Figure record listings
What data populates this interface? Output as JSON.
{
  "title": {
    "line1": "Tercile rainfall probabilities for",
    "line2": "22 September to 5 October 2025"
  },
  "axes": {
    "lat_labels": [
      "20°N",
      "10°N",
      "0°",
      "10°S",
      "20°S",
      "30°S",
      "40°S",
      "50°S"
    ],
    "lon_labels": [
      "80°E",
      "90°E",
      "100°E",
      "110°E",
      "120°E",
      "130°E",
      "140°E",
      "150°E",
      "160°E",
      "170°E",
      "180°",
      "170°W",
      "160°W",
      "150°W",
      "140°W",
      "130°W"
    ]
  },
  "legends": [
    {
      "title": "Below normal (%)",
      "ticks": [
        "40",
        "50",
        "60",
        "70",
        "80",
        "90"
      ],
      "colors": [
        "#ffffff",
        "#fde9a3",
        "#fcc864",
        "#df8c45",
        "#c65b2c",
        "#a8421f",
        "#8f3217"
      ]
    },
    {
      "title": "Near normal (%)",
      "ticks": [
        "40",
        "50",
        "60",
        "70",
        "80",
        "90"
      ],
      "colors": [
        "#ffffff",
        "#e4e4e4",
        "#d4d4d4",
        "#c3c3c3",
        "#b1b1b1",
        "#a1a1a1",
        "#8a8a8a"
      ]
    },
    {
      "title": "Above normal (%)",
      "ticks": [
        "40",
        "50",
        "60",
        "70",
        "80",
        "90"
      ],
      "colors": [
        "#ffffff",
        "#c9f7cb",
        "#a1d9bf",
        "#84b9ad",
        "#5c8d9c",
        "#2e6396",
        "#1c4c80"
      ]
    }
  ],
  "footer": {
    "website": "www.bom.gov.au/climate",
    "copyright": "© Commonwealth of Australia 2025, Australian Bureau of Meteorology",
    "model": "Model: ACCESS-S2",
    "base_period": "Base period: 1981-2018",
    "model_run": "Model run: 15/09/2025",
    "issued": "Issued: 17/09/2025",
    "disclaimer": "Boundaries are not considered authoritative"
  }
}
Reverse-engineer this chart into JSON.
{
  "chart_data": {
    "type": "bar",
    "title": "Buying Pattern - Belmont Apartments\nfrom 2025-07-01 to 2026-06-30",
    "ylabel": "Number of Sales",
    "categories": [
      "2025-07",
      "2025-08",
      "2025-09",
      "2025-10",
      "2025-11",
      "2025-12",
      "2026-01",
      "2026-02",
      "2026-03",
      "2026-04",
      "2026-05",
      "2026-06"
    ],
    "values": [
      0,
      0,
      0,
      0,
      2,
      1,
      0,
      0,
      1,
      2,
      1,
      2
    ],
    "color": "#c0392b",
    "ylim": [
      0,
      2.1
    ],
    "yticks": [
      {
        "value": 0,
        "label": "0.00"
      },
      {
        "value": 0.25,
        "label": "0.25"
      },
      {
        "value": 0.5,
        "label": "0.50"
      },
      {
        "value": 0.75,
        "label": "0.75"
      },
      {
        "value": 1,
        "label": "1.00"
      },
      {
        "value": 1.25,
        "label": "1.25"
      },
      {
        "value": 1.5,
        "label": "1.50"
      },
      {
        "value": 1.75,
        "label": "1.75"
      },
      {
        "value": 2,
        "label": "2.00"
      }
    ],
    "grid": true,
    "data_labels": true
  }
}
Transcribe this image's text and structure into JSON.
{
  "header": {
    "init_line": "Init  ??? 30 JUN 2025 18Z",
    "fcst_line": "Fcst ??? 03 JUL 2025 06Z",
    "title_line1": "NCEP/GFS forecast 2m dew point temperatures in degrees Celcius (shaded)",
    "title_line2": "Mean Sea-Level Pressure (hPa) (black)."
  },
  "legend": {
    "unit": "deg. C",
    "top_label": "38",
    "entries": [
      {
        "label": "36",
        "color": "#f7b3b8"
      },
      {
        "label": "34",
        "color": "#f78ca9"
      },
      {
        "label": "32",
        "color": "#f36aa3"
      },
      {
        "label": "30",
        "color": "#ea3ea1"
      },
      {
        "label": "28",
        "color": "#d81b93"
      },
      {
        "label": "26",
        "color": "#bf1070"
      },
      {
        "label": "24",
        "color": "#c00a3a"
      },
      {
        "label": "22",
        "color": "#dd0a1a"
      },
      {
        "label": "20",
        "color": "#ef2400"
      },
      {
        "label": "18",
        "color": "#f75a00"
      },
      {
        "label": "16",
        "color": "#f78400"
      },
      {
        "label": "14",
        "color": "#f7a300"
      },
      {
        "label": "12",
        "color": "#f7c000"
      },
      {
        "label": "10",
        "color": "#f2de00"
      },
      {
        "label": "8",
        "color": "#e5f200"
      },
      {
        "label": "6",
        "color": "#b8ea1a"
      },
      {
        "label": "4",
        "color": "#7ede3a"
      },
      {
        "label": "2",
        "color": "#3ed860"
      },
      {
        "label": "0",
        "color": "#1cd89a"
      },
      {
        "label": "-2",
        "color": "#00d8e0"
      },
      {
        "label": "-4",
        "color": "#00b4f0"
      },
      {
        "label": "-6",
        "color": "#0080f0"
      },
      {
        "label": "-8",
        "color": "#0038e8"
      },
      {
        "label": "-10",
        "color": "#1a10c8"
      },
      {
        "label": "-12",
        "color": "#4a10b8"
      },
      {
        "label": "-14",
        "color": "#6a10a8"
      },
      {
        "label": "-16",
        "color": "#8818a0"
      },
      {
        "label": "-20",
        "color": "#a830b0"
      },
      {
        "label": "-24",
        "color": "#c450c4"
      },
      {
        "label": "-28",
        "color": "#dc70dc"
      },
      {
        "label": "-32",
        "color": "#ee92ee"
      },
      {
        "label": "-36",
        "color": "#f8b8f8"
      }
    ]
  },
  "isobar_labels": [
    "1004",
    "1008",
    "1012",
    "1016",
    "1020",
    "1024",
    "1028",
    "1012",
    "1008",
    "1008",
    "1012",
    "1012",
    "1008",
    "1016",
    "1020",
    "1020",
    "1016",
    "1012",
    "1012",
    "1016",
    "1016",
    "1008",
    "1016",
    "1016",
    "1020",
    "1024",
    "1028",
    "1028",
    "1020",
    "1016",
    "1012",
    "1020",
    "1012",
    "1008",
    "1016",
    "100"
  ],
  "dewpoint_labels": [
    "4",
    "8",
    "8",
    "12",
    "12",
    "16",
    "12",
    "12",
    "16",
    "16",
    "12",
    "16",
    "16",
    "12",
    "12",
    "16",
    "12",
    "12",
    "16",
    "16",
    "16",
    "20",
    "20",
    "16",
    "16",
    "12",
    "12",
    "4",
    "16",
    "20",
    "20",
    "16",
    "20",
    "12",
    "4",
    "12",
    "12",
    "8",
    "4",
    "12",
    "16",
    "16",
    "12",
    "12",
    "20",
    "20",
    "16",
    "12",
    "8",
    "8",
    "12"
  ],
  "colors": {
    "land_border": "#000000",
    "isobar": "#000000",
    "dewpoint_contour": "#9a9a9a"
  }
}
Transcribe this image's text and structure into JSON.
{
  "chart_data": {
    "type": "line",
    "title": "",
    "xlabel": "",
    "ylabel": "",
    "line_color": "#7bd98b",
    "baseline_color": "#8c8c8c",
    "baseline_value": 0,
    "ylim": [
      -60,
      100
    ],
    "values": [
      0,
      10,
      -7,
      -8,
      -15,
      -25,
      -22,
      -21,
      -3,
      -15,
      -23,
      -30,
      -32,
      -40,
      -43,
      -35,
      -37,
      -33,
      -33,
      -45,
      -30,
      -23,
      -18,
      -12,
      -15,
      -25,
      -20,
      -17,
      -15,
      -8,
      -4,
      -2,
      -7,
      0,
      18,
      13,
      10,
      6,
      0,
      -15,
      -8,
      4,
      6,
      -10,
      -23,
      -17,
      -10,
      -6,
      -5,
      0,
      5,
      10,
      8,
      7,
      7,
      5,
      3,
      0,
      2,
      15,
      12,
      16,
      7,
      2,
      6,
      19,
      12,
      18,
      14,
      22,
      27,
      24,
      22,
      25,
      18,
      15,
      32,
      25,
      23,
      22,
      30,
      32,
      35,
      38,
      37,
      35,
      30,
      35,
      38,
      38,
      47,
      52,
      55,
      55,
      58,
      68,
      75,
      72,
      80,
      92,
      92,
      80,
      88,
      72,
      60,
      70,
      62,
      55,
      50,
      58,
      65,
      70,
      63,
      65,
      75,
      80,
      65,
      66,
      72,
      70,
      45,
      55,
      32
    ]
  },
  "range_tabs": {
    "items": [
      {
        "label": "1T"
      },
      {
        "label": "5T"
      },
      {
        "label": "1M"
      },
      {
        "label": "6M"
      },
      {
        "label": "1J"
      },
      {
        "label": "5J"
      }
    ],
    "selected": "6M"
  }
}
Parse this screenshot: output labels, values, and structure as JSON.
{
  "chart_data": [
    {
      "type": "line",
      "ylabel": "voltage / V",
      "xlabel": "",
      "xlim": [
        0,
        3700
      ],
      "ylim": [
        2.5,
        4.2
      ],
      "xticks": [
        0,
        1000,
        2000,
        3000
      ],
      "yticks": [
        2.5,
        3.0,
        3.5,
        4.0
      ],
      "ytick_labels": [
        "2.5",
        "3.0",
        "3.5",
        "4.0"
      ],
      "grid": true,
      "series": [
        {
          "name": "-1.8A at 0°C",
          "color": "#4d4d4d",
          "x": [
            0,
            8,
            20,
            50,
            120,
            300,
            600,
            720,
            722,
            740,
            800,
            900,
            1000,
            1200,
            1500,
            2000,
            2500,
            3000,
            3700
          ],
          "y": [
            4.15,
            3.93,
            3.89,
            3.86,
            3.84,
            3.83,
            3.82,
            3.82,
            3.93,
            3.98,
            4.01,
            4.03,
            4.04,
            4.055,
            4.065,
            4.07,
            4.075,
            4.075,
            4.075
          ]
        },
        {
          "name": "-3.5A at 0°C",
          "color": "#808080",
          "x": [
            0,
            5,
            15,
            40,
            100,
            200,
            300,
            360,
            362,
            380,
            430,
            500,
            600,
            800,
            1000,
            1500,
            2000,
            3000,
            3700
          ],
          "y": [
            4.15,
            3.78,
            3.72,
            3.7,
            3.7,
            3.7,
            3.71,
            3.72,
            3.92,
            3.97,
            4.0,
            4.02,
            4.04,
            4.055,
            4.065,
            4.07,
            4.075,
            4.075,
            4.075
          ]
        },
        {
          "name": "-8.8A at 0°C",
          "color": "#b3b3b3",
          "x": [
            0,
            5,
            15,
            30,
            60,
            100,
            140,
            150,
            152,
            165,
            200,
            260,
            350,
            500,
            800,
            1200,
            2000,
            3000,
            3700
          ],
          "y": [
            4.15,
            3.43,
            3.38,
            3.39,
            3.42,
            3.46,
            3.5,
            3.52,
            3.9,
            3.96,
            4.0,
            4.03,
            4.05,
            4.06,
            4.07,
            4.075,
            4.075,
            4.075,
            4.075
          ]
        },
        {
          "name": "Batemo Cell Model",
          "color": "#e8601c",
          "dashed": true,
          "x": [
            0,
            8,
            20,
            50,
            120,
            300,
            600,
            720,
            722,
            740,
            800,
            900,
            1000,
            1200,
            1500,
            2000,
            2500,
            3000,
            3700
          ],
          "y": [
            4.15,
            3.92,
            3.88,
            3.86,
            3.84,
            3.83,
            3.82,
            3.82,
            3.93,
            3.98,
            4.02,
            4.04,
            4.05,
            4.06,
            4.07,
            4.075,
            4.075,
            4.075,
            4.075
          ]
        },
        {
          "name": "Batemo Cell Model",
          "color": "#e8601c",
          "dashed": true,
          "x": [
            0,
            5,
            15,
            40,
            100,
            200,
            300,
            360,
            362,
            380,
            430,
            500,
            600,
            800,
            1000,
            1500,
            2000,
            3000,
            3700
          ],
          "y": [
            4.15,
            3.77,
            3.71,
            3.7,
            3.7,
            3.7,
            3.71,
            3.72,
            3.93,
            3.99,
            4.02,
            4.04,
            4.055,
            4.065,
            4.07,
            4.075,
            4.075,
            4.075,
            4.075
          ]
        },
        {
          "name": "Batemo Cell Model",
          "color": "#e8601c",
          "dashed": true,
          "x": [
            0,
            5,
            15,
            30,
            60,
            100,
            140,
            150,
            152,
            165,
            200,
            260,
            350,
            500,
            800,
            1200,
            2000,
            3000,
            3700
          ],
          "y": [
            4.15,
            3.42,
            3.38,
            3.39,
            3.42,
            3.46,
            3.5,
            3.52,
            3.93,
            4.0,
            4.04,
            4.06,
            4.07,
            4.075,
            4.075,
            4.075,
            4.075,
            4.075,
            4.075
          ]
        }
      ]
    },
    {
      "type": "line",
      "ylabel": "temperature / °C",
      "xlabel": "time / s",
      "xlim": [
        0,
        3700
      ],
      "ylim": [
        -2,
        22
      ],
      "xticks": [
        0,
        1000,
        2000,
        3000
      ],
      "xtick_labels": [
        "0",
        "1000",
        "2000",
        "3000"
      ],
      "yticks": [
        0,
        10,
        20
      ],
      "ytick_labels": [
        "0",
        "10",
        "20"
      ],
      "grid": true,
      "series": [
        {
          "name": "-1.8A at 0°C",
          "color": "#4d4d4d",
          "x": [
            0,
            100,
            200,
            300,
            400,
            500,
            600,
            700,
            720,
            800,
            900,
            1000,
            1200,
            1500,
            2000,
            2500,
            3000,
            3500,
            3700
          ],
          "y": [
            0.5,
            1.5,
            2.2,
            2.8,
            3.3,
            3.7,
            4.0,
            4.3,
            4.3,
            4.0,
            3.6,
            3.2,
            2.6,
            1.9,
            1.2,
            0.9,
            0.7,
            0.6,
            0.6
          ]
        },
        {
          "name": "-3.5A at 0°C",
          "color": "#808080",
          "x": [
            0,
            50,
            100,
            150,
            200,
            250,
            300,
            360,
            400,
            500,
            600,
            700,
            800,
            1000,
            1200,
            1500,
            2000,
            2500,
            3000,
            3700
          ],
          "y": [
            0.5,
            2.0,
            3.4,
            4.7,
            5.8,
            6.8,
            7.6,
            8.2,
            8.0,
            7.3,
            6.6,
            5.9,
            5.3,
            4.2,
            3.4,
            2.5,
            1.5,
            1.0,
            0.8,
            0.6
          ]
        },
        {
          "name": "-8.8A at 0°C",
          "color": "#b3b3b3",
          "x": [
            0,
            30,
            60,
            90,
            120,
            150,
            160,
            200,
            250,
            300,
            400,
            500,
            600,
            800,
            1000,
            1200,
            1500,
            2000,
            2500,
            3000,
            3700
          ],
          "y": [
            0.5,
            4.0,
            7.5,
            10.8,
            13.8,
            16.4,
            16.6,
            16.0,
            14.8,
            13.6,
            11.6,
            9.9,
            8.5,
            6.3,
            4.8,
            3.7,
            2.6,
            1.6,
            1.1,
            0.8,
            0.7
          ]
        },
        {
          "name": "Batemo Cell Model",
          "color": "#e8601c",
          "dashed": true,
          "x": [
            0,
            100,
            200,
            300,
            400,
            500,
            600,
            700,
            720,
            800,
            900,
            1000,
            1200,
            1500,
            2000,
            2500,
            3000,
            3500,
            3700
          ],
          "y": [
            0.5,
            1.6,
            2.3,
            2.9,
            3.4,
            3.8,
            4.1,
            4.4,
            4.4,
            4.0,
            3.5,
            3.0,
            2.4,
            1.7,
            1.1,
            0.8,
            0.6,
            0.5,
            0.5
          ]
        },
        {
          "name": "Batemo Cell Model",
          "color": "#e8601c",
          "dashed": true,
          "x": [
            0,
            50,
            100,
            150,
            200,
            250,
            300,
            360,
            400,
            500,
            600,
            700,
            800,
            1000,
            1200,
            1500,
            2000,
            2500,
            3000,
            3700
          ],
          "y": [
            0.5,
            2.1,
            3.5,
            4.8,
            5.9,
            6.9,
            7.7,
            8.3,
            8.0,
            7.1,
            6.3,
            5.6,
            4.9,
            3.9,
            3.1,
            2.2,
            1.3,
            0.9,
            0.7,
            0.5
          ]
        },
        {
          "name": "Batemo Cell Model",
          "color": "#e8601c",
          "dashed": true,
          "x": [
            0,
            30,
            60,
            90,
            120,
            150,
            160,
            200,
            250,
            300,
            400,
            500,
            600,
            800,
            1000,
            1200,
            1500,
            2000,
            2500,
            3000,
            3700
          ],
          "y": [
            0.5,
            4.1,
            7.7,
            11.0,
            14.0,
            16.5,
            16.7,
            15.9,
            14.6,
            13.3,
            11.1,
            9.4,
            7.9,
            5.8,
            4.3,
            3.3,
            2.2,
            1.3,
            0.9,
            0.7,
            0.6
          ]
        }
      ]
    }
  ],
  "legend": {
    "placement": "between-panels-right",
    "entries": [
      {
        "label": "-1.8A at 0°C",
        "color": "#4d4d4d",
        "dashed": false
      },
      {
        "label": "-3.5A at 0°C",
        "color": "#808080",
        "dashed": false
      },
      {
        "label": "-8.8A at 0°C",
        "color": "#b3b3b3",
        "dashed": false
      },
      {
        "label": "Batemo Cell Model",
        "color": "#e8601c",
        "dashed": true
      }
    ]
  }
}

**Written problem:** In the listing, find all lines with the string "this" and copy them.

**Completed task:**
What data populates this interface? Output as JSON.
Reverse-engineer this chart into JSON.
Transcribe this image's text and structure into JSON.
Transcribe this image's text and structure into JSON.
Parse this screenshot: output labels, values, and structure as JSON.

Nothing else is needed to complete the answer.